## Start Records supplied

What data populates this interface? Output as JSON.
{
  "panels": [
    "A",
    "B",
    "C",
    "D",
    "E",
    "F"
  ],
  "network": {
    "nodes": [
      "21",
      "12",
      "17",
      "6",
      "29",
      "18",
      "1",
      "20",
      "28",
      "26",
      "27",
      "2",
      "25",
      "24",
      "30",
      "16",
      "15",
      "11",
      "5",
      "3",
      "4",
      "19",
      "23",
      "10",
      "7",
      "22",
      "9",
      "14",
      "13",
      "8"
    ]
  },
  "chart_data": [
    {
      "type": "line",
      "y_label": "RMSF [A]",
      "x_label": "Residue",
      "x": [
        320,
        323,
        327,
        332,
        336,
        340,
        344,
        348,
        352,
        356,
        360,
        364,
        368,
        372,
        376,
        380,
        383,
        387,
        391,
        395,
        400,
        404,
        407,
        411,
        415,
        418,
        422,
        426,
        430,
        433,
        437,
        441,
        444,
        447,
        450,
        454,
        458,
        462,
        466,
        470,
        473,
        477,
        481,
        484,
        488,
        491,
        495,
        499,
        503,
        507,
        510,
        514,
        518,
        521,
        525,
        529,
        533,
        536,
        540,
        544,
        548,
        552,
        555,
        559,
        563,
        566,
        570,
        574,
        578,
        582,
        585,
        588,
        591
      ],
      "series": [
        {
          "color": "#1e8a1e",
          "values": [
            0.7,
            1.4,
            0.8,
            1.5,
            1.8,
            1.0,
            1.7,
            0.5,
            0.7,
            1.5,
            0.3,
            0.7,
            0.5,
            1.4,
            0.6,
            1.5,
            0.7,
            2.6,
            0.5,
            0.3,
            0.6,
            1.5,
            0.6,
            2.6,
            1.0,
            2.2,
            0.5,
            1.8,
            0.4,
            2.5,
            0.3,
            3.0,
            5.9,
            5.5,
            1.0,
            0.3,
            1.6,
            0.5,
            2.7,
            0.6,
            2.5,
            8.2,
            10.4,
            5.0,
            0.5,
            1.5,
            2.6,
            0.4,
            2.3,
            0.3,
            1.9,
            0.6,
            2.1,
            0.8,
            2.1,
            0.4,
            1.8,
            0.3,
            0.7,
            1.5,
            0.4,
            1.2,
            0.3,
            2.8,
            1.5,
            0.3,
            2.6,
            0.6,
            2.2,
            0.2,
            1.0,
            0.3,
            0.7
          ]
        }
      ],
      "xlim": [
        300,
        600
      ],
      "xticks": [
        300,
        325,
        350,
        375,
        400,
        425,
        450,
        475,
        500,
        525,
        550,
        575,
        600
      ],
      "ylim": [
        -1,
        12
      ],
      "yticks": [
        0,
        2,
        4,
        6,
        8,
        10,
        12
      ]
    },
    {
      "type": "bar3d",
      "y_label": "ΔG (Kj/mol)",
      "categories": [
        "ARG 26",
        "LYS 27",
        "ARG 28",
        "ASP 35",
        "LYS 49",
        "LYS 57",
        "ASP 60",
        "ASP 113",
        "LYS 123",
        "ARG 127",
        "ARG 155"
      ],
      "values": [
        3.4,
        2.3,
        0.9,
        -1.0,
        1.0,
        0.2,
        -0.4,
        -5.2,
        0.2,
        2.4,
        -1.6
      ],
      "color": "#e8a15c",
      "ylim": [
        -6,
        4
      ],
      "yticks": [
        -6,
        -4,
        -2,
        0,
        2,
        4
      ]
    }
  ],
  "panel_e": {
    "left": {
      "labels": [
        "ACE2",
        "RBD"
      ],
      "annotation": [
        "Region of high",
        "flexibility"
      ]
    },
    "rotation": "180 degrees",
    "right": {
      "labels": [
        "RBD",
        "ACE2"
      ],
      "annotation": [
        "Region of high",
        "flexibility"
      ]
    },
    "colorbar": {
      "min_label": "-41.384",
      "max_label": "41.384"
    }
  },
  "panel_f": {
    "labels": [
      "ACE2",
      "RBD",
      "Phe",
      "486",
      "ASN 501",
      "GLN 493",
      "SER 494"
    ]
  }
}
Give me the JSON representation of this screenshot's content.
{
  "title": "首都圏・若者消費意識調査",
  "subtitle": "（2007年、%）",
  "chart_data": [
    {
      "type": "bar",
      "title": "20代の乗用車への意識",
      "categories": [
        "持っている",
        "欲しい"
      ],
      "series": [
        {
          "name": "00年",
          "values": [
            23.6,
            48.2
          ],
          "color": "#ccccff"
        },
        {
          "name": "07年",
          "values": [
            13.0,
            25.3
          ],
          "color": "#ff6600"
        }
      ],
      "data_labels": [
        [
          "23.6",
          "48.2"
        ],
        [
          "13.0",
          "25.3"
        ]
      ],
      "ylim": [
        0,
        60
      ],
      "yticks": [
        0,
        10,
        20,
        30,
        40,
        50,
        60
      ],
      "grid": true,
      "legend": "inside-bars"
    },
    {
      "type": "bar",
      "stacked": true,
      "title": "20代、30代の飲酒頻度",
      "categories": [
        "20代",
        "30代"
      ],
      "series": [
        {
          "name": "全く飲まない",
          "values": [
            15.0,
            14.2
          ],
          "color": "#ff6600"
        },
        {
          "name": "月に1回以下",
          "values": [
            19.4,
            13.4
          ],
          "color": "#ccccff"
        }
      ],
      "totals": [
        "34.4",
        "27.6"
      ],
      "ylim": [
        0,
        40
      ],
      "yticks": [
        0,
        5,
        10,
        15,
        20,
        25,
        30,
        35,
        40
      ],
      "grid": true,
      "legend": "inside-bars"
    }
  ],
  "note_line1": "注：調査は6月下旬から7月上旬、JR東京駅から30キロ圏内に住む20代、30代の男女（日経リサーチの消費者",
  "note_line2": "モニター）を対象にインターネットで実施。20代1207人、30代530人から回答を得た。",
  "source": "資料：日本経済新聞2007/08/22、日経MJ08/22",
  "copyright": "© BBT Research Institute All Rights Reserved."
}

## End Records supplied

● **Task to complete**:
Output the full listing without altering anything.

● **Answer to the task**:
What data populates this interface? Output as JSON.
{
  "panels": [
    "A",
    "B",
    "C",
    "D",
    "E",
    "F"
  ],
  "network": {
    "nodes": [
      "21",
      "12",
      "17",
      "6",
      "29",
      "18",
      "1",
      "20",
      "28",
      "26",
      "27",
      "2",
      "25",
      "24",
      "30",
      "16",
      "15",
      "11",
      "5",
      "3",
      "4",
      "19",
      "23",
      "10",
      "7",
      "22",
      "9",
      "14",
      "13",
      "8"
    ]
  },
  "chart_data": [
    {
      "type": "line",
      "y_label": "RMSF [A]",
      "x_label": "Residue",
      "x": [
        320,
        323,
        327,
        332,
        336,
        340,
        344,
        348,
        352,
        356,
        360,
        364,
        368,
        372,
        376,
        380,
        383,
        387,
        391,
        395,
        400,
        404,
        407,
        411,
        415,
        418,
        422,
        426,
        430,
        433,
        437,
        441,
        444,
        447,
        450,
        454,
        458,
        462,
        466,
        470,
        473,
        477,
        481,
        484,
        488,
        491,
        495,
        499,
        503,
        507,
        510,
        514,
        518,
        521,
        525,
        529,
        533,
        536,
        540,
        544,
        548,
        552,
        555,
        559,
        563,
        566,
        570,
        574,
        578,
        582,
        585,
        588,
        591
      ],
      "series": [
        {
          "color": "#1e8a1e",
          "values": [
            0.7,
            1.4,
            0.8,
            1.5,
            1.8,
            1.0,
            1.7,
            0.5,
            0.7,
            1.5,
            0.3,
            0.7,
            0.5,
            1.4,
            0.6,
            1.5,
            0.7,
            2.6,
            0.5,
            0.3,
            0.6,
            1.5,
            0.6,
            2.6,
            1.0,
            2.2,
            0.5,
            1.8,
            0.4,
            2.5,
            0.3,
            3.0,
            5.9,
            5.5,
            1.0,
            0.3,
            1.6,
            0.5,
            2.7,
            0.6,
            2.5,
            8.2,
            10.4,
            5.0,
            0.5,
            1.5,
            2.6,
            0.4,
            2.3,
            0.3,
            1.9,
            0.6,
            2.1,
            0.8,
            2.1,
            0.4,
            1.8,
            0.3,
            0.7,
            1.5,
            0.4,
            1.2,
            0.3,
            2.8,
            1.5,
            0.3,
            2.6,
            0.6,
            2.2,
            0.2,
            1.0,
            0.3,
            0.7
          ]
        }
      ],
      "xlim": [
        300,
        600
      ],
      "xticks": [
        300,
        325,
        350,
        375,
        400,
        425,
        450,
        475,
        500,
        525,
        550,
        575,
        600
      ],
      "ylim": [
        -1,
        12
      ],
      "yticks": [
        0,
        2,
        4,
        6,
        8,
        10,
        12
      ]
    },
    {
      "type": "bar3d",
      "y_label": "ΔG (Kj/mol)",
      "categories": [
        "ARG 26",
        "LYS 27",
        "ARG 28",
        "ASP 35",
        "LYS 49",
        "LYS 57",
        "ASP 60",
        "ASP 113",
        "LYS 123",
        "ARG 127",
        "ARG 155"
      ],
      "values": [
        3.4,
        2.3,
        0.9,
        -1.0,
        1.0,
        0.2,
        -0.4,
        -5.2,
        0.2,
        2.4,
        -1.6
      ],
      "color": "#e8a15c",
      "ylim": [
        -6,
        4
      ],
      "yticks": [
        -6,
        -4,
        -2,
        0,
        2,
        4
      ]
    }
  ],
  "panel_e": {
    "left": {
      "labels": [
        "ACE2",
        "RBD"
      ],
      "annotation": [
        "Region of high",
        "flexibility"
      ]
    },
    "rotation": "180 degrees",
    "right": {
      "labels": [
        "RBD",
        "ACE2"
      ],
      "annotation": [
        "Region of high",
        "flexibility"
      ]
    },
    "colorbar": {
      "min_label": "-41.384",
      "max_label": "41.384"
    }
  },
  "panel_f": {
    "labels": [
      "ACE2",
      "RBD",
      "Phe",
      "486",
      "ASN 501",
      "GLN 493",
      "SER 494"
    ]
  }
}
Give me the JSON representation of this screenshot's content.
{
  "title": "首都圏・若者消費意識調査",
  "subtitle": "（2007年、%）",
  "chart_data": [
    {
      "type": "bar",
      "title": "20代の乗用車への意識",
      "categories": [
        "持っている",
        "欲しい"
      ],
      "series": [
        {
          "name": "00年",
          "values": [
            23.6,
            48.2
          ],
          "color": "#ccccff"
        },
        {
          "name": "07年",
          "values": [
            13.0,
            25.3
          ],
          "color": "#ff6600"
        }
      ],
      "data_labels": [
        [
          "23.6",
          "48.2"
        ],
        [
          "13.0",
          "25.3"
        ]
      ],
      "ylim": [
        0,
        60
      ],
      "yticks": [
        0,
        10,
        20,
        30,
        40,
        50,
        60
      ],
      "grid": true,
      "legend": "inside-bars"
    },
    {
      "type": "bar",
      "stacked": true,
      "title": "20代、30代の飲酒頻度",
      "categories": [
        "20代",
        "30代"
      ],
      "series": [
        {
          "name": "全く飲まない",
          "values": [
            15.0,
            14.2
          ],
          "color": "#ff6600"
        },
        {
          "name": "月に1回以下",
          "values": [
            19.4,
            13.4
          ],
          "color": "#ccccff"
        }
      ],
      "totals": [
        "34.4",
        "27.6"
      ],
      "ylim": [
        0,
        40
      ],
      "yticks": [
        0,
        5,
        10,
        15,
        20,
        25,
        30,
        35,
        40
      ],
      "grid": true,
      "legend": "inside-bars"
    }
  ],
  "note_line1": "注：調査は6月下旬から7月上旬、JR東京駅から30キロ圏内に住む20代、30代の男女（日経リサーチの消費者",
  "note_line2": "モニター）を対象にインターネットで実施。20代1207人、30代530人から回答を得た。",
  "source": "資料：日本経済新聞2007/08/22、日経MJ08/22",
  "copyright": "© BBT Research Institute All Rights Reserved."
}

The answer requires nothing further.